WHAT IS EXPECTED ->
Using the listing below, select the lines with the word "source" and copy them.

━━ DATA SUPPLIED

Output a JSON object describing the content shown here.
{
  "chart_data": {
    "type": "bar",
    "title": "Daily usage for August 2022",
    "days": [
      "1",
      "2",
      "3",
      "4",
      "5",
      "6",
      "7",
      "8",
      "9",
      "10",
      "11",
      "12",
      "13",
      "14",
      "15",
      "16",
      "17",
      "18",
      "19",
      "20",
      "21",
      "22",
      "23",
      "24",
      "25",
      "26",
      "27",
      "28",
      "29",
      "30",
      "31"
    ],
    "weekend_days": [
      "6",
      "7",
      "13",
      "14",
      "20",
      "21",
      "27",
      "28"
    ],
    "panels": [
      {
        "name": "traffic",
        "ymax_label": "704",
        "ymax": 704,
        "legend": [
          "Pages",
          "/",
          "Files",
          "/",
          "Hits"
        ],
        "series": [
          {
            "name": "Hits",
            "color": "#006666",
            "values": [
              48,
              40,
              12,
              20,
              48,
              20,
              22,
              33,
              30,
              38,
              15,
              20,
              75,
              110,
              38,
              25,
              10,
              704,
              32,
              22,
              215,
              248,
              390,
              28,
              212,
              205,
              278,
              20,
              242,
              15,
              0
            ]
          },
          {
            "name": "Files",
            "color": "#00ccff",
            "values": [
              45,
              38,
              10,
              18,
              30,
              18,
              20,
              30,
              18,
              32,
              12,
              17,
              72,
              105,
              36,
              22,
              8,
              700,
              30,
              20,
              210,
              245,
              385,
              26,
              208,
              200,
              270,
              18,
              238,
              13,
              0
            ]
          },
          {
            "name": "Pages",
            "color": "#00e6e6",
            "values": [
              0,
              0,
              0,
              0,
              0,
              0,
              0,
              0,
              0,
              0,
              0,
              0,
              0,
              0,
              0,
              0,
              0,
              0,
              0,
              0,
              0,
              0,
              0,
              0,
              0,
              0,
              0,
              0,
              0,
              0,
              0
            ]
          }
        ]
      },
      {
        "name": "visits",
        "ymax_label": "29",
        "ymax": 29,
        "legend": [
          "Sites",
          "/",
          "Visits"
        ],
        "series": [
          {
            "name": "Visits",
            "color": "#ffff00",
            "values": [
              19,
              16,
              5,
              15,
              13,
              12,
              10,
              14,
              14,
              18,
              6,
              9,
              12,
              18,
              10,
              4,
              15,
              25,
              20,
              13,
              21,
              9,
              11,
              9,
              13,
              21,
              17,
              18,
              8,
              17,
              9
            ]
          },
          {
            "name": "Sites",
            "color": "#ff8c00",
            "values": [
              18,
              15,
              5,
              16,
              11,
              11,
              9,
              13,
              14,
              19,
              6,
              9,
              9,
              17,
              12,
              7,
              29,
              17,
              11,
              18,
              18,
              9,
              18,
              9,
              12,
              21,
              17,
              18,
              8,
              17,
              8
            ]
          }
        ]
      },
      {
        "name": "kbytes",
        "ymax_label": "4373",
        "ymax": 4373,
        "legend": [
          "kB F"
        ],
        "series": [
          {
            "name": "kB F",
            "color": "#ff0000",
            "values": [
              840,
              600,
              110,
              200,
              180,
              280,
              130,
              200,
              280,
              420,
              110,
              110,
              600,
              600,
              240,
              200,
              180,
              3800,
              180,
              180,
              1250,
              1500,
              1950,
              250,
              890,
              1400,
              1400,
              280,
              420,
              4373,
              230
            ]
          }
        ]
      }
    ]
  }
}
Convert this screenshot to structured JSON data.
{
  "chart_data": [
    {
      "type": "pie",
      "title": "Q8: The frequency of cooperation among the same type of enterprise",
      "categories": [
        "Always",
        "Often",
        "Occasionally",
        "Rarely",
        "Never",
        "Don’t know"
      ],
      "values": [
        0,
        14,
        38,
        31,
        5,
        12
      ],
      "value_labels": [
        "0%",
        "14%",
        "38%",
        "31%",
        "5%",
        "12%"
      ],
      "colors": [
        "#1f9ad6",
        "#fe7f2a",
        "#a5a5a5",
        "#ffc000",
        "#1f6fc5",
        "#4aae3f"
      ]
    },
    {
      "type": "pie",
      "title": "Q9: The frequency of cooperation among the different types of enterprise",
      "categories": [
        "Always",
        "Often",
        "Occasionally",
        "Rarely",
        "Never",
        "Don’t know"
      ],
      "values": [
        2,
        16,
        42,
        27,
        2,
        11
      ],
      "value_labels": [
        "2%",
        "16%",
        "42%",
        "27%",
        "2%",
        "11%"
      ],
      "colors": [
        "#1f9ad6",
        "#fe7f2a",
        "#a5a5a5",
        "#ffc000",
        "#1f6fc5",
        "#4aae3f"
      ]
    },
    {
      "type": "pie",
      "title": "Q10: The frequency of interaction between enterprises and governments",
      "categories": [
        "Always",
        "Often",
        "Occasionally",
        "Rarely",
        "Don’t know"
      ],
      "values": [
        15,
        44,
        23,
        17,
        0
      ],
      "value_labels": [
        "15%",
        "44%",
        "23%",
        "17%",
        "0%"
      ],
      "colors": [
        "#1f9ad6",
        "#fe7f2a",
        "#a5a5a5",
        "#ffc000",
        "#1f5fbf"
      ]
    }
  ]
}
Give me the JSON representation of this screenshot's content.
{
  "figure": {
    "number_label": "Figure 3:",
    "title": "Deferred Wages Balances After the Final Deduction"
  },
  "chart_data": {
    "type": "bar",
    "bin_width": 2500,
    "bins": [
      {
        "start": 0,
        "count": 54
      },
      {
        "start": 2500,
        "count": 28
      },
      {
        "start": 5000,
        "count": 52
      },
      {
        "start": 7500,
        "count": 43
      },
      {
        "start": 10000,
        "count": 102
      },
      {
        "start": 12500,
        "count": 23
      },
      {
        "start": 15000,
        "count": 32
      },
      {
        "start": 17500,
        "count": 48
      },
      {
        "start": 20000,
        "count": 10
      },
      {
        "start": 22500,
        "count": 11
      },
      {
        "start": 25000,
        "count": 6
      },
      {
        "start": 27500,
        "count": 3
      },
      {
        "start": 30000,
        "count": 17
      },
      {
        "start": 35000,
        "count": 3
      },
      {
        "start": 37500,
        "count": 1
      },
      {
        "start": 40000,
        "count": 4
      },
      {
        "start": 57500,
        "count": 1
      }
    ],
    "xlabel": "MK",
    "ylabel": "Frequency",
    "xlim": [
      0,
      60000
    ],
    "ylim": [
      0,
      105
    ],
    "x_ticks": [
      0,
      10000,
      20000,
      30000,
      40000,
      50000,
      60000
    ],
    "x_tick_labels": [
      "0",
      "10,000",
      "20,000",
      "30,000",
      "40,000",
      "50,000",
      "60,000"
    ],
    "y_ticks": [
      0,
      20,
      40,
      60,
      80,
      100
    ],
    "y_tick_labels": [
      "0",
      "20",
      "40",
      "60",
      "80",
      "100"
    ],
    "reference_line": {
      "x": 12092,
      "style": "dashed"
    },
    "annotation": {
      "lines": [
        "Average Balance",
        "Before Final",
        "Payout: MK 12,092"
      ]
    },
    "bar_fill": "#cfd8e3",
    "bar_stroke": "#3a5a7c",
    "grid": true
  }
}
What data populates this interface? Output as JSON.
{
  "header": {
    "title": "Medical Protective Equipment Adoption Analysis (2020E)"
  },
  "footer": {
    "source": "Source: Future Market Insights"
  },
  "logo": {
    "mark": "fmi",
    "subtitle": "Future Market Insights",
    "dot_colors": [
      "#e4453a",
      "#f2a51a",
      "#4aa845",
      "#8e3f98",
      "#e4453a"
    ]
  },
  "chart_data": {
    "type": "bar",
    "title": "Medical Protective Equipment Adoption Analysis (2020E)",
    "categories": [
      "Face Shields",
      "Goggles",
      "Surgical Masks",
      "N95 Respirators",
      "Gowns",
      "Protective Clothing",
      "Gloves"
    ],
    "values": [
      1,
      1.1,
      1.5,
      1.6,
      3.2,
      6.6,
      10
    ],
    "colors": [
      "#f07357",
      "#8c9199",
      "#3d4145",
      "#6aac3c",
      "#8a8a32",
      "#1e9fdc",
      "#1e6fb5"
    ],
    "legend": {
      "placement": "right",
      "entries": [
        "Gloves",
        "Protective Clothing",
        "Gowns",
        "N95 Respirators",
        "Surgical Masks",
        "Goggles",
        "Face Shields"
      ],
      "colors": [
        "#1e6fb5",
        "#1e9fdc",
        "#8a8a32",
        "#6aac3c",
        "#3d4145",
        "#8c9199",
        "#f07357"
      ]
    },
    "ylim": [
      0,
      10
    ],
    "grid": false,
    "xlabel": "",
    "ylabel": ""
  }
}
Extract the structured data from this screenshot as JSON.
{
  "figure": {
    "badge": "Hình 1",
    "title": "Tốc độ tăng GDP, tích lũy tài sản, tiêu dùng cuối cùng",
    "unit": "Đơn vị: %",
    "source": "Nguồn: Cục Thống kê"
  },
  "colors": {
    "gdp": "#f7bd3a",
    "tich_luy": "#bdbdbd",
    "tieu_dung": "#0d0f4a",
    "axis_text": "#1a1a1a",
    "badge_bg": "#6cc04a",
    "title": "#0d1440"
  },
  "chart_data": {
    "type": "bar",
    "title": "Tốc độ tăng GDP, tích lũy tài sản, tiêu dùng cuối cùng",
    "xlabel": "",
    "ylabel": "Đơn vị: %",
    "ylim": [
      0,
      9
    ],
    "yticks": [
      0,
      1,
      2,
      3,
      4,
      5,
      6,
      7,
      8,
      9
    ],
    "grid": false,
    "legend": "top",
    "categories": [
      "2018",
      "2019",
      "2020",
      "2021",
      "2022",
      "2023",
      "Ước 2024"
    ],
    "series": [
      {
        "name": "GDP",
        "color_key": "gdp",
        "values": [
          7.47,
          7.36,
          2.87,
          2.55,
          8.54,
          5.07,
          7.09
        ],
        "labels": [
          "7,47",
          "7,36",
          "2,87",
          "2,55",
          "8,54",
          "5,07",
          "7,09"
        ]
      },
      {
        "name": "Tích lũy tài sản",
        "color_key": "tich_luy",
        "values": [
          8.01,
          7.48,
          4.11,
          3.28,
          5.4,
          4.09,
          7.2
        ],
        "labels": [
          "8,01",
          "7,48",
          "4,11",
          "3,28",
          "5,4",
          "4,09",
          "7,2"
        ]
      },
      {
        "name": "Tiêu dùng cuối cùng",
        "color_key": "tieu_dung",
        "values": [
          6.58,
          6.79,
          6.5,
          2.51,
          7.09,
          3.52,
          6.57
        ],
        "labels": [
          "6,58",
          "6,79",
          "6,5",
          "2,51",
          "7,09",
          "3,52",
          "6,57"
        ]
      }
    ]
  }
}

━━━━

EXERCISE SOLUTION ->
    "source": "Source: Future Market Insights"
    "source": "Nguồn: Cục Thống kê"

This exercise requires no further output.